▸ **REQUIRED ACTION**: Say how many lines of the listing below include "will". Write only that number.
━━━ SUPPLIED MATERIAL ━━━
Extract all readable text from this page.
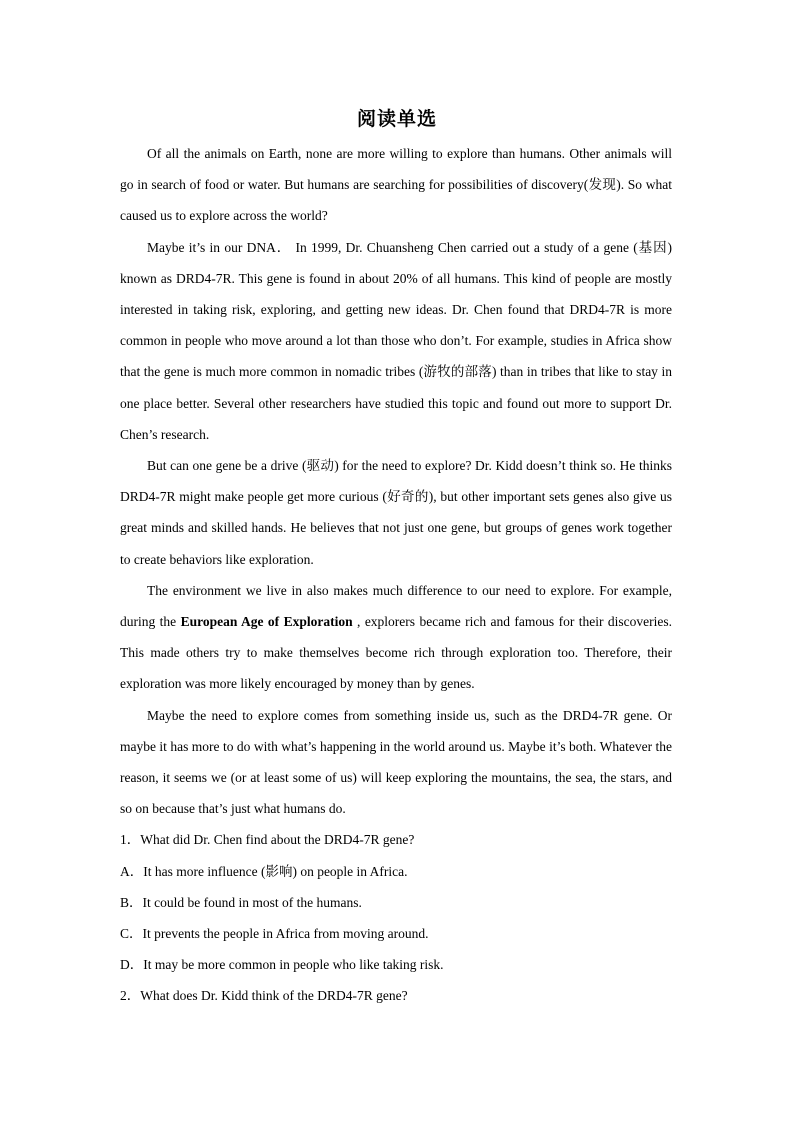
阅读单选

Of all the animals on Earth, none are more willing to explore than humans. Other animals will go in search of food or water. But humans are searching for possibilities of discovery(发现). So what caused us to explore across the world?

Maybe it’s in our DNA． In 1999, Dr. Chuansheng Chen carried out a study of a gene (基因) known as DRD4-7R. This gene is found in about 20% of all humans. This kind of people are mostly interested in taking risk, exploring, and getting new ideas. Dr. Chen found that DRD4-7R is more common in people who move around a lot than those who don’t. For example, studies in Africa show that the gene is much more common in nomadic tribes (游牧的部落) than in tribes that like to stay in one place better. Several other researchers have studied this topic and found out more to support Dr. Chen’s research.

But can one gene be a drive (驱动) for the need to explore? Dr. Kidd doesn’t think so. He thinks DRD4-7R might make people get more curious (好奇的), but other important sets genes also give us great minds and skilled hands. He believes that not just one gene, but groups of genes work together to create behaviors like exploration.

The environment we live in also makes much difference to our need to explore. For example, during the European Age of Exploration , explorers became rich and famous for their discoveries. This made others try to make themselves become rich through exploration too. Therefore, their exploration was more likely encouraged by money than by genes.

Maybe the need to explore comes from something inside us, such as the DRD4-7R gene. Or maybe it has more to do with what’s happening in the world around us. Maybe it’s both. Whatever the reason, it seems we (or at least some of us) will keep exploring the mountains, the sea, the stars, and so on because that’s just what humans do.

1．What did Dr. Chen find about the DRD4-7R gene?

A．It has more influence (影响) on people in Africa.

B．It could be found in most of the humans.

C．It prevents the people in Africa from moving around.

D．It may be more common in people who like taking risk.

2．What does Dr. Kidd think of the DRD4-7R gene?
━━━
▸ **RESPONSE FOR THIS EXERCISE**: 2